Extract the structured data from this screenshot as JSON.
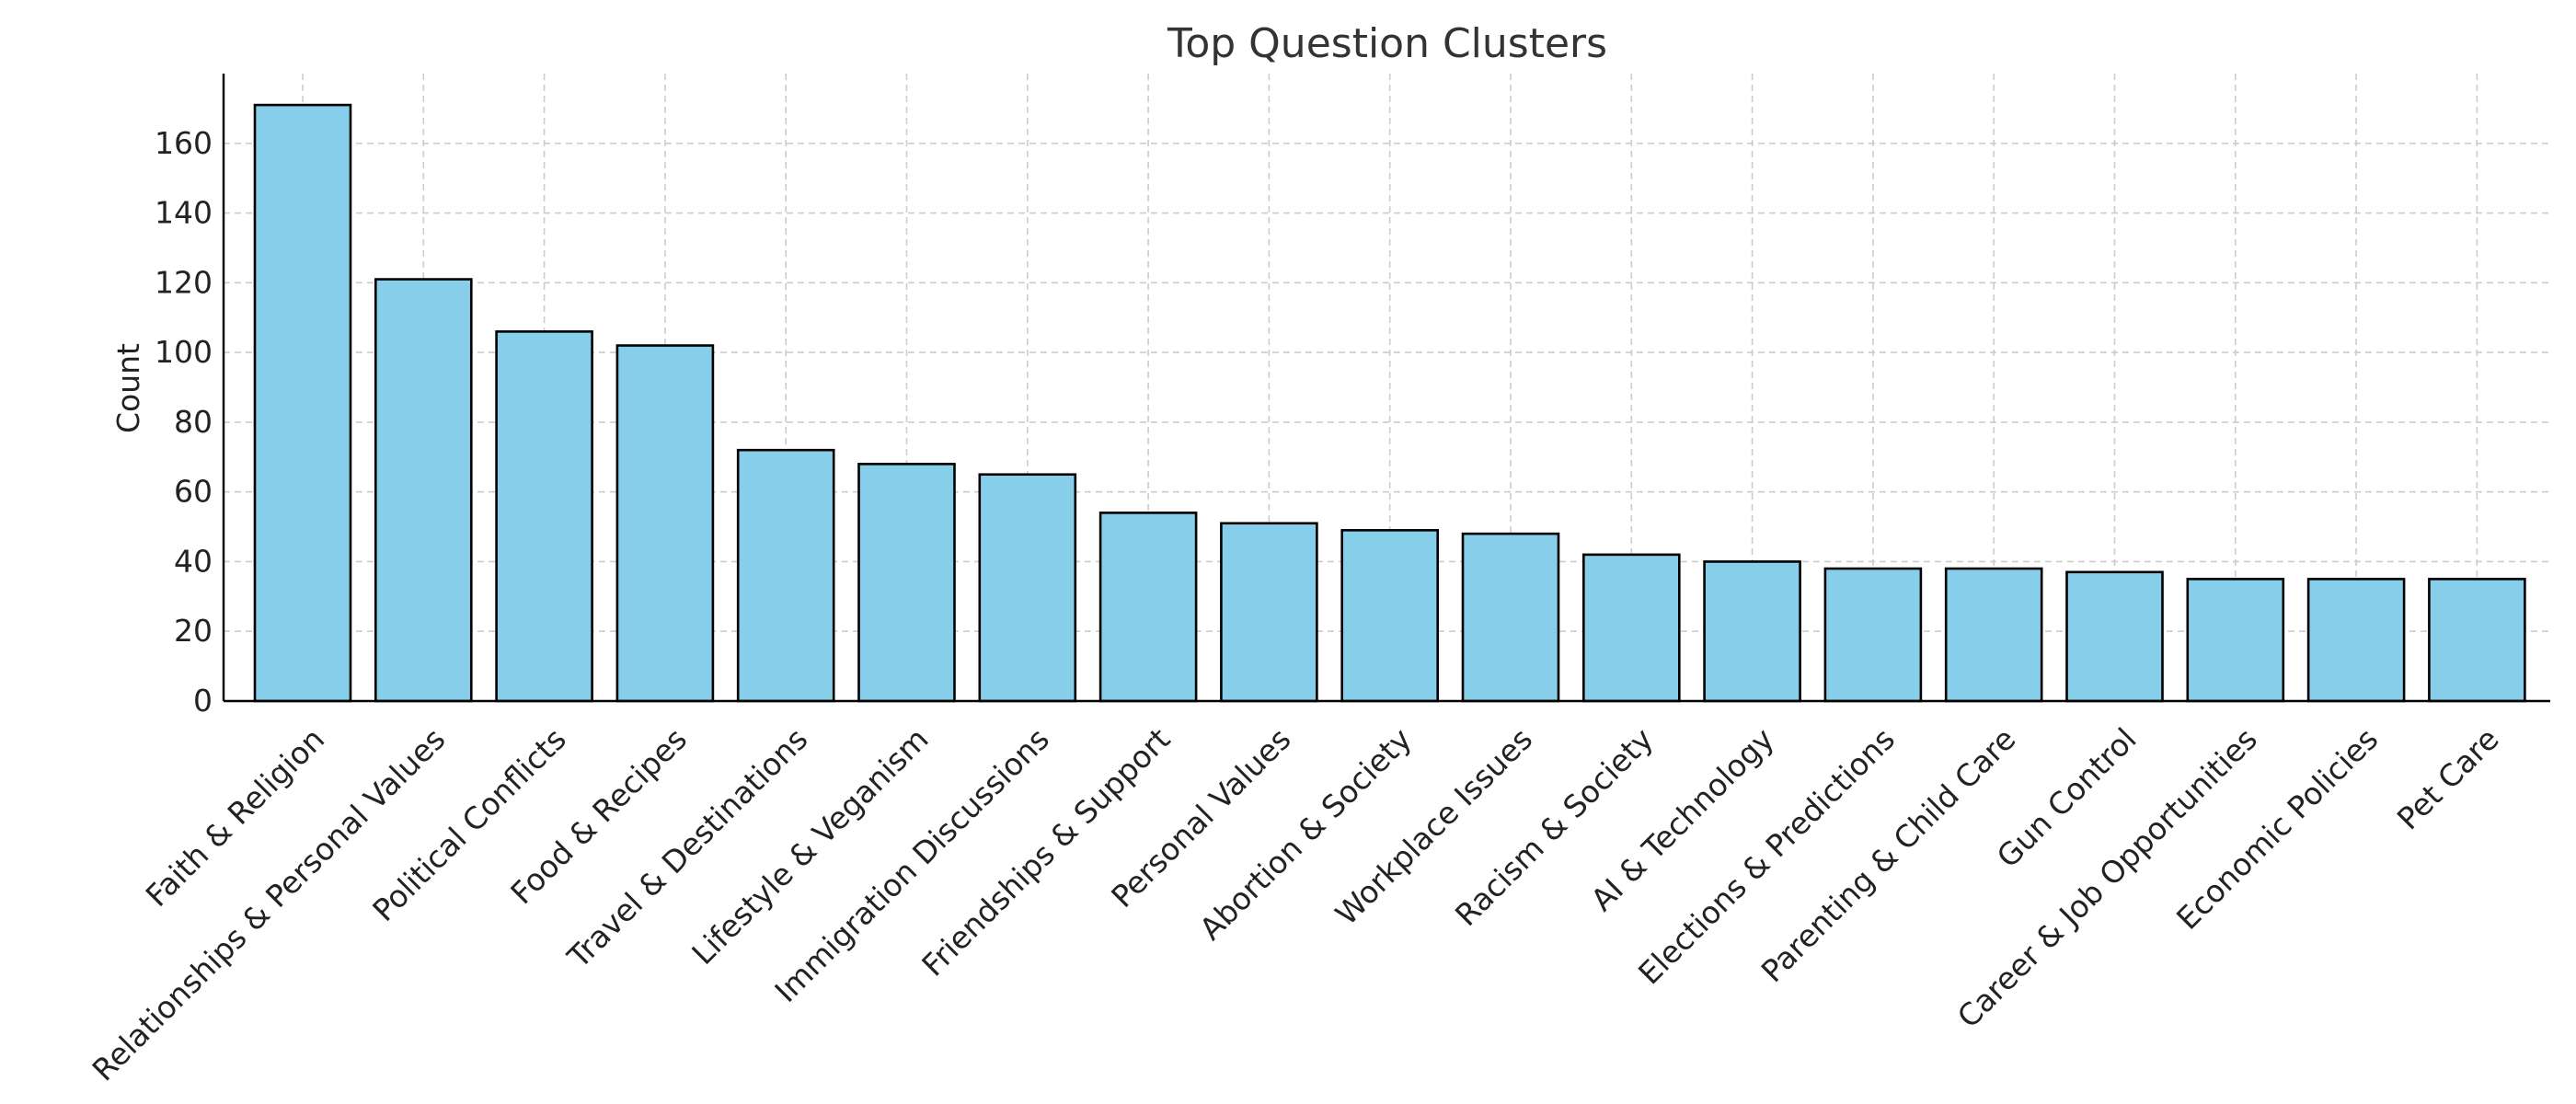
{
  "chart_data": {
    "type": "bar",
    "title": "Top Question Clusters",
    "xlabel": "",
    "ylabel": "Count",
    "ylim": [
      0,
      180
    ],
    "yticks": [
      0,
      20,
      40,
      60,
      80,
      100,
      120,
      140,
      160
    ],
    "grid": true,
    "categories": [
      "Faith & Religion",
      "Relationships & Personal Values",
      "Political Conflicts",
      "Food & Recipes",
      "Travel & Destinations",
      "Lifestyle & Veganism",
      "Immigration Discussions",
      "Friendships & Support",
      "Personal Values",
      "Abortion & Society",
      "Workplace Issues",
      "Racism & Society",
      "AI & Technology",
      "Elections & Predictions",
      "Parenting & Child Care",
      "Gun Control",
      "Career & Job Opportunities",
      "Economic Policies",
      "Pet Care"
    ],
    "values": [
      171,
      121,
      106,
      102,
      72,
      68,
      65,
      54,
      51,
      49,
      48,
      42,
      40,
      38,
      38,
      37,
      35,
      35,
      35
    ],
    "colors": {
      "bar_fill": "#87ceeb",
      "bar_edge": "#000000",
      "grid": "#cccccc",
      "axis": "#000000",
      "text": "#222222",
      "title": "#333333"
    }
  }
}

- - -

(TASK DESCRIPTION): Find each line in the records holding the string "title" and show it.

(RESPONSE):
    "title": "Top Question Clusters",
      "title": "#333333"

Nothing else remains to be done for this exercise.